Transcribe the listing exactly, leaving out every picture.

▶ _Data provided_:
--

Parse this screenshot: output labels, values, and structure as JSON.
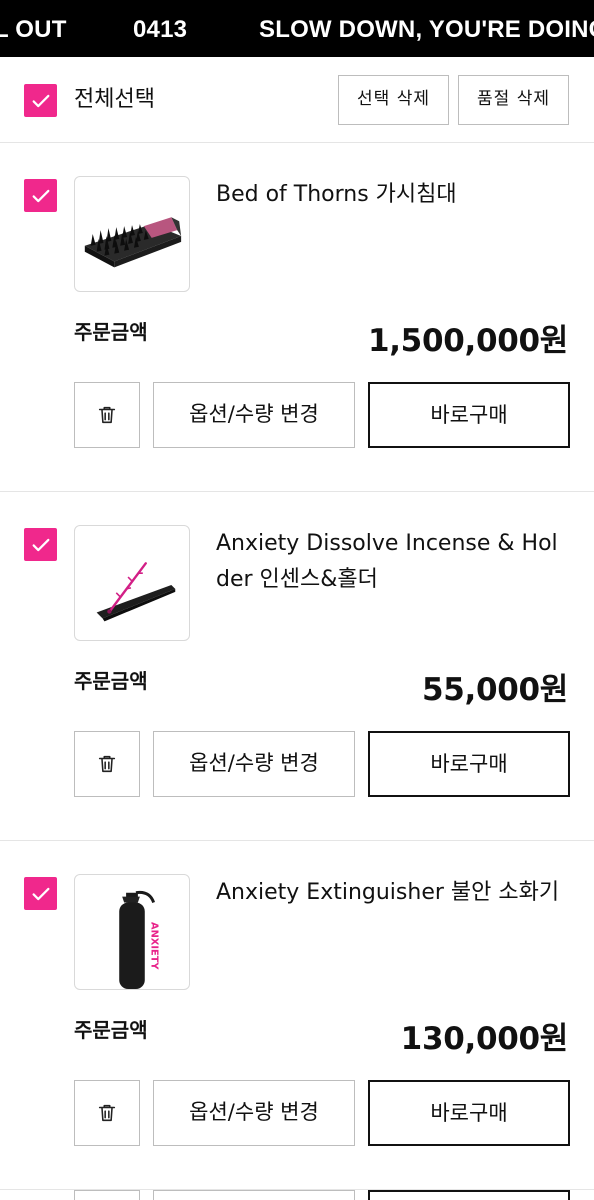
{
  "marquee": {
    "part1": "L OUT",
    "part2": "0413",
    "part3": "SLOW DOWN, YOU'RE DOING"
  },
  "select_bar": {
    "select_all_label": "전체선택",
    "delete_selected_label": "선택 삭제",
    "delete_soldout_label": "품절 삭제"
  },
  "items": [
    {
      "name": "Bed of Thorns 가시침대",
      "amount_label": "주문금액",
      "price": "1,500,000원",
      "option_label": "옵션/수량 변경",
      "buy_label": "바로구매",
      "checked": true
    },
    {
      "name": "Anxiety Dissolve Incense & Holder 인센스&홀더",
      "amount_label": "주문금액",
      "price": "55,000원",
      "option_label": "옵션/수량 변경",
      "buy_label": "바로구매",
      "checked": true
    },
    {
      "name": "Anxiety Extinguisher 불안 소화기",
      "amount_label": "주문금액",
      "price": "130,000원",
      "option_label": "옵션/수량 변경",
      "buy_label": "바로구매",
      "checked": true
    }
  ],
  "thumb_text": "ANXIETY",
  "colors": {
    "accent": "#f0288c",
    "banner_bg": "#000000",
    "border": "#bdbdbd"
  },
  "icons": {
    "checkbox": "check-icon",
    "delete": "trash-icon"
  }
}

--

▶ _Answer for the task_:
Parse this screenshot: output labels, values, and structure as JSON.
{
  "marquee": {
    "part1": "L OUT",
    "part2": "0413",
    "part3": "SLOW DOWN, YOU'RE DOING"
  },
  "select_bar": {
    "select_all_label": "전체선택",
    "delete_selected_label": "선택 삭제",
    "delete_soldout_label": "품절 삭제"
  },
  "items": [
    {
      "name": "Bed of Thorns 가시침대",
      "amount_label": "주문금액",
      "price": "1,500,000원",
      "option_label": "옵션/수량 변경",
      "buy_label": "바로구매",
      "checked": true
    },
    {
      "name": "Anxiety Dissolve Incense & Holder 인센스&홀더",
      "amount_label": "주문금액",
      "price": "55,000원",
      "option_label": "옵션/수량 변경",
      "buy_label": "바로구매",
      "checked": true
    },
    {
      "name": "Anxiety Extinguisher 불안 소화기",
      "amount_label": "주문금액",
      "price": "130,000원",
      "option_label": "옵션/수량 변경",
      "buy_label": "바로구매",
      "checked": true
    }
  ],
  "thumb_text": "ANXIETY",
  "colors": {
    "accent": "#f0288c",
    "banner_bg": "#000000",
    "border": "#bdbdbd"
  },
  "icons": {
    "checkbox": "check-icon",
    "delete": "trash-icon"
  }
}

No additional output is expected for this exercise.